Set task:
Extract every line of the entries that contains the string "panel", treating uppercase and lowercase as different.

Data pulled from a collection:
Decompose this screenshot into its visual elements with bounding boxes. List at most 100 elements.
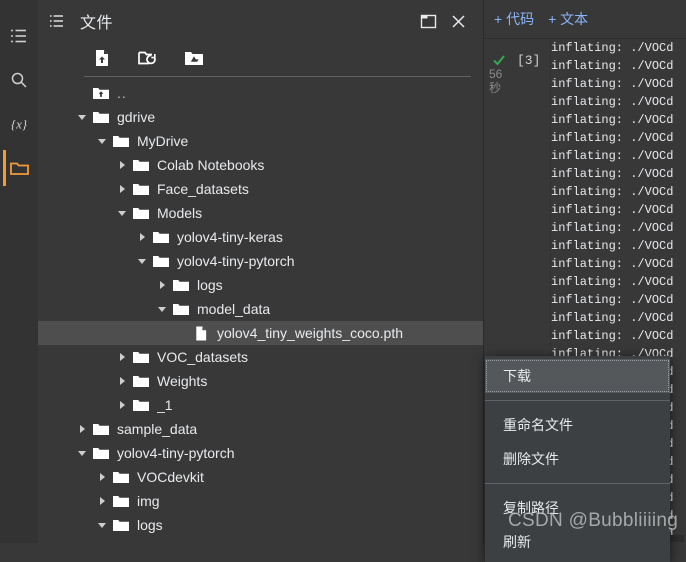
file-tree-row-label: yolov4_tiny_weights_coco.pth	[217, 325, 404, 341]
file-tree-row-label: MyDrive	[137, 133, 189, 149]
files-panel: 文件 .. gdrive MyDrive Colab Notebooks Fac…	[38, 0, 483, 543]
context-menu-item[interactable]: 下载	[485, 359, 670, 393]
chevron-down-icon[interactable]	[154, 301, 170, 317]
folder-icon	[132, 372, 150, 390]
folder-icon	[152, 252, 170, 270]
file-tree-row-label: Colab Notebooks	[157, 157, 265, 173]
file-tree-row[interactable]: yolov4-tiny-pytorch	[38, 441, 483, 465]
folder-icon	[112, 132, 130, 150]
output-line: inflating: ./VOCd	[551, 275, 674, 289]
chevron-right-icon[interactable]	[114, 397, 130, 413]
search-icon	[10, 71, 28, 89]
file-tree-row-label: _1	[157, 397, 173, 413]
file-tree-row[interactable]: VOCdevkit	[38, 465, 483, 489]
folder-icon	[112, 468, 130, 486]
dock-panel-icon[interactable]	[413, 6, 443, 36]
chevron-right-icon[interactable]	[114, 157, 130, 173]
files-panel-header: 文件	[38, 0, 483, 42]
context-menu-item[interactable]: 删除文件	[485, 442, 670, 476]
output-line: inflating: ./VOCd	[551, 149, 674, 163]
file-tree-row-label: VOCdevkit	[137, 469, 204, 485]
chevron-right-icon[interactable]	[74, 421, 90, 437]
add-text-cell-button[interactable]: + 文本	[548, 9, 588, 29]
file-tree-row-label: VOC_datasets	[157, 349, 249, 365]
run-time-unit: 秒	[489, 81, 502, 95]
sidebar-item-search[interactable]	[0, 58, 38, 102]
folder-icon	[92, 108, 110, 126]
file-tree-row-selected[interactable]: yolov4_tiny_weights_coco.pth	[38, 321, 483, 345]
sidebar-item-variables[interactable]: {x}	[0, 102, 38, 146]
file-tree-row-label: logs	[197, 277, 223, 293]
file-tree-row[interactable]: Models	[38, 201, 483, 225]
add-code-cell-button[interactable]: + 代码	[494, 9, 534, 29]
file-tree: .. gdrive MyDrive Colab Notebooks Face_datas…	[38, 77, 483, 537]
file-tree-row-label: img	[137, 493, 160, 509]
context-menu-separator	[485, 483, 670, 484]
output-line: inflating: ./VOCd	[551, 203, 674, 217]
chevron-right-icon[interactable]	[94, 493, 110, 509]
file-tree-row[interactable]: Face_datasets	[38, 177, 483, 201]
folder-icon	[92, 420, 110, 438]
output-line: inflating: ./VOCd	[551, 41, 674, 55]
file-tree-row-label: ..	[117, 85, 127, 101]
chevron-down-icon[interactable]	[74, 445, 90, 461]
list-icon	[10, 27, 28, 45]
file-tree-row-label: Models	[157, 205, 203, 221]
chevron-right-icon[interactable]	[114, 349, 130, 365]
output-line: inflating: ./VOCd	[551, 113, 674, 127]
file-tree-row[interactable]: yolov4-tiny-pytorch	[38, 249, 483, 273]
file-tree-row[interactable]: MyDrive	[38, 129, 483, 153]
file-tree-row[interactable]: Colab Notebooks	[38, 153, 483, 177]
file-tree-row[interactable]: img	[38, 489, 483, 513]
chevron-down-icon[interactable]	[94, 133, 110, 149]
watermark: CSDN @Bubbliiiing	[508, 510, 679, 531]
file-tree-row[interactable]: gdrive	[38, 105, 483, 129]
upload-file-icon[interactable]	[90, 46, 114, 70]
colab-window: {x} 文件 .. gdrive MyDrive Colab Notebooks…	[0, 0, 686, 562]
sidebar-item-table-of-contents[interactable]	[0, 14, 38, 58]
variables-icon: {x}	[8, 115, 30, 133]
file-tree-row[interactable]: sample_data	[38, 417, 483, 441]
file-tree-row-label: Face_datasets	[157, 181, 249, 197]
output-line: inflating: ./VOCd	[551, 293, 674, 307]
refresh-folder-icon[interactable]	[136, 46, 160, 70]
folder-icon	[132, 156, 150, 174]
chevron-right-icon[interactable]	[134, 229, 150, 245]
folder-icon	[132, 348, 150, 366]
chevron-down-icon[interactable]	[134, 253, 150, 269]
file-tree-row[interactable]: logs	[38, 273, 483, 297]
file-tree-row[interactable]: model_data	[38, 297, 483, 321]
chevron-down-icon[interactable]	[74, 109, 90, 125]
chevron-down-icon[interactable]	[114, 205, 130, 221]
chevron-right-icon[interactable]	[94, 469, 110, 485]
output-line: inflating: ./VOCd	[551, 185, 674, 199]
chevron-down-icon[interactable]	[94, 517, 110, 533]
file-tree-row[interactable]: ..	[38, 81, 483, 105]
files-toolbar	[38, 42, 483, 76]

Correct result:
files-panel: 文件 .. gdrive MyDrive Colab Notebooks Fac…	[38, 0, 483, 543]
dock-panel-icon[interactable]	[413, 6, 443, 36]
files-panel-header: 文件	[38, 0, 483, 42]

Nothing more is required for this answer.